Start DATA RECORDS

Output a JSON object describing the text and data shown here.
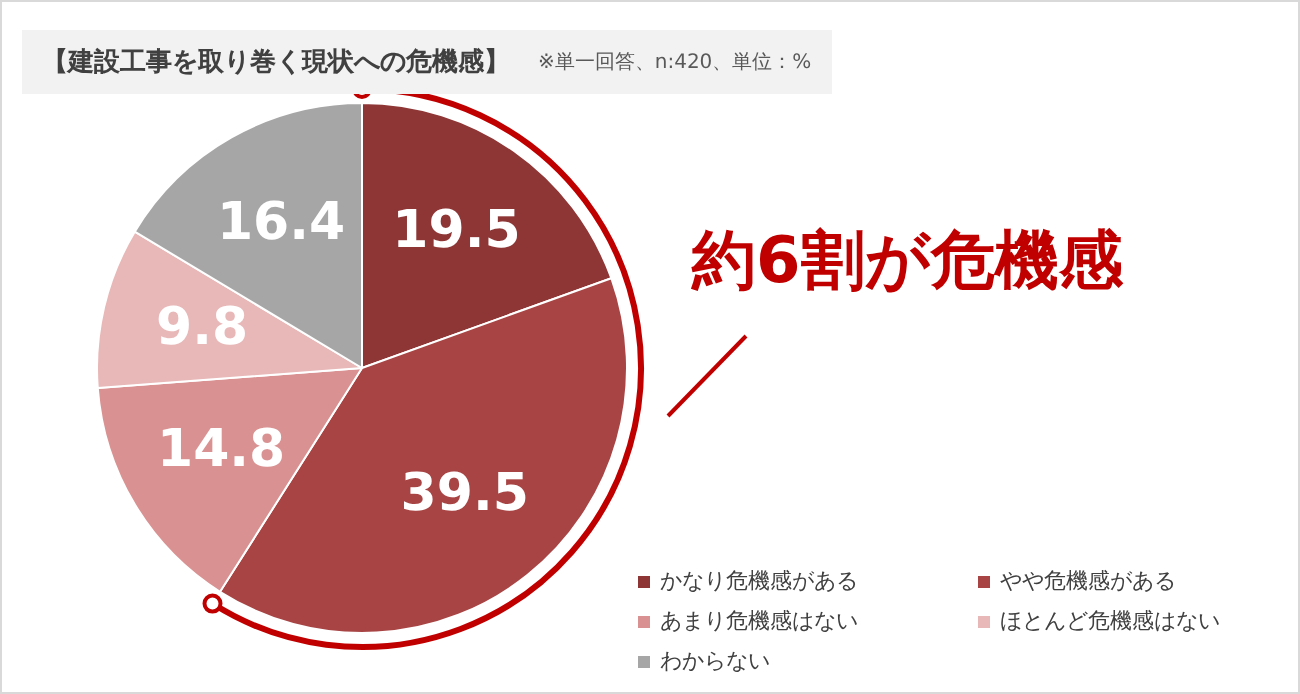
{
  "chart_data": {
    "type": "pie",
    "title": "【建設工事を取り巻く現状への危機感】",
    "subtitle": "※単一回答、n:420、単位：%",
    "categories": [
      "かなり危機感がある",
      "やや危機感がある",
      "あまり危機感はない",
      "ほとんど危機感はない",
      "わからない"
    ],
    "values": [
      19.5,
      39.5,
      14.8,
      9.8,
      16.4
    ],
    "colors": [
      "#8e3535",
      "#a84444",
      "#d99191",
      "#e8b7b7",
      "#a6a6a6"
    ],
    "data_labels": true,
    "legend": "bottom right",
    "annotations": [
      "約6割が危機感"
    ]
  }
}
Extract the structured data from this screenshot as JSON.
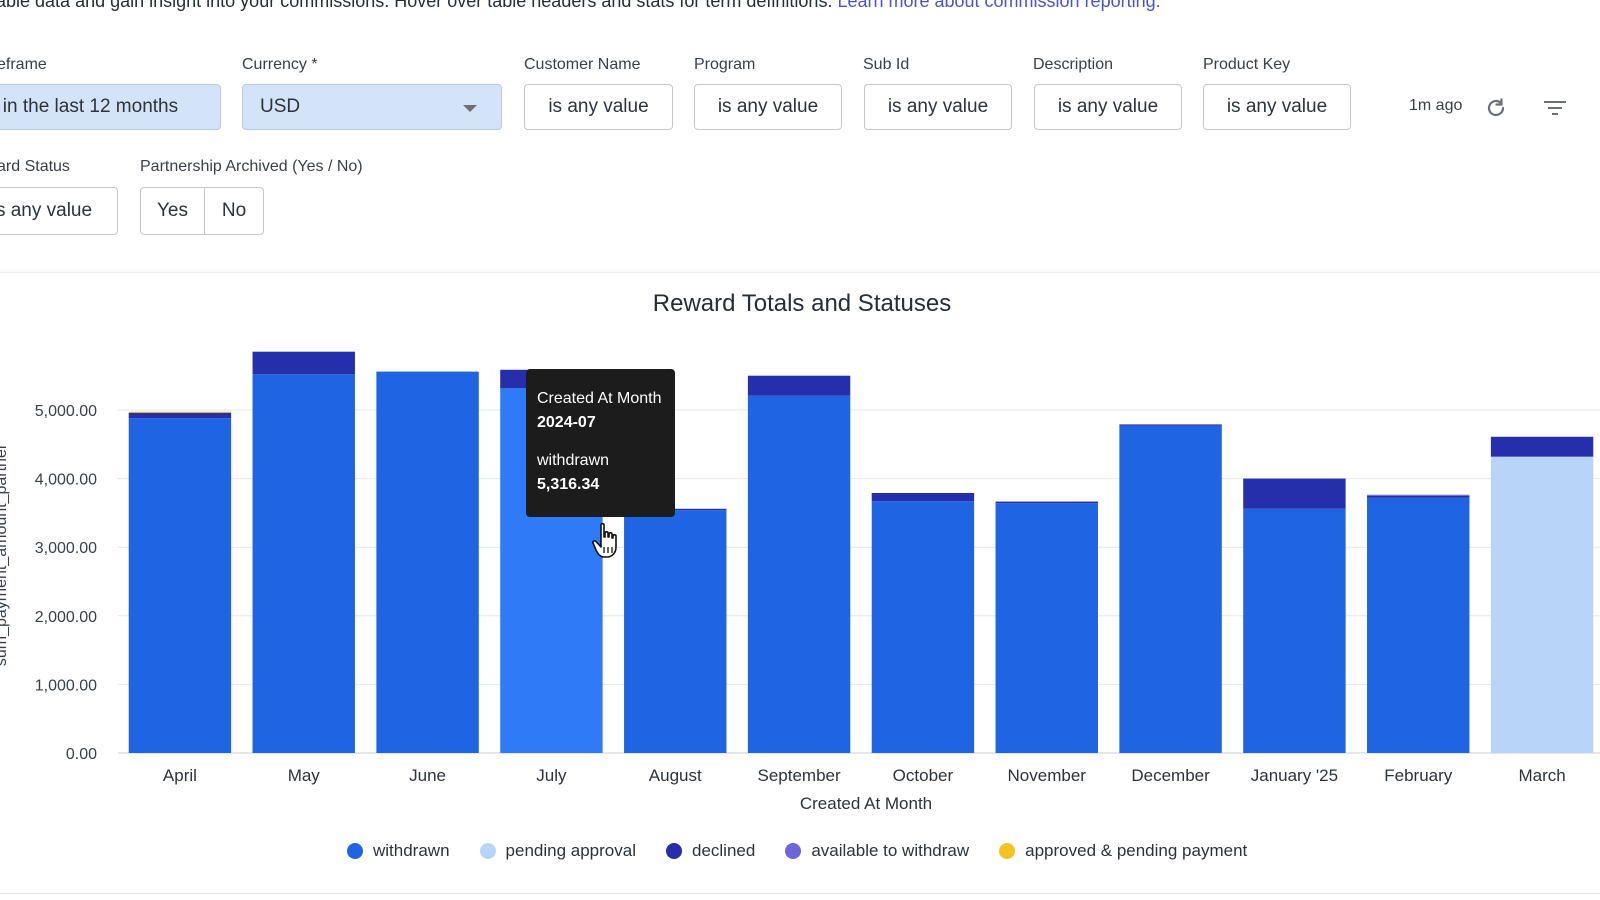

End DATA RECORDS

### OBJECTIVE
Write out all the records again, exactly, minus any pictures.

### CORRECT ANSWER
Output a JSON object describing the text and data shown here.
{
  "chart_data": {
    "type": "pie",
    "title": "【建設工事を取り巻く現状への危機感】",
    "subtitle": "※単一回答、n:420、単位：%",
    "categories": [
      "かなり危機感がある",
      "やや危機感がある",
      "あまり危機感はない",
      "ほとんど危機感はない",
      "わからない"
    ],
    "values": [
      19.5,
      39.5,
      14.8,
      9.8,
      16.4
    ],
    "colors": [
      "#8e3535",
      "#a84444",
      "#d99191",
      "#e8b7b7",
      "#a6a6a6"
    ],
    "data_labels": true,
    "legend": "bottom right",
    "annotations": [
      "約6割が危機感"
    ]
  }
}
Extract the structured data from this screenshot as JSON.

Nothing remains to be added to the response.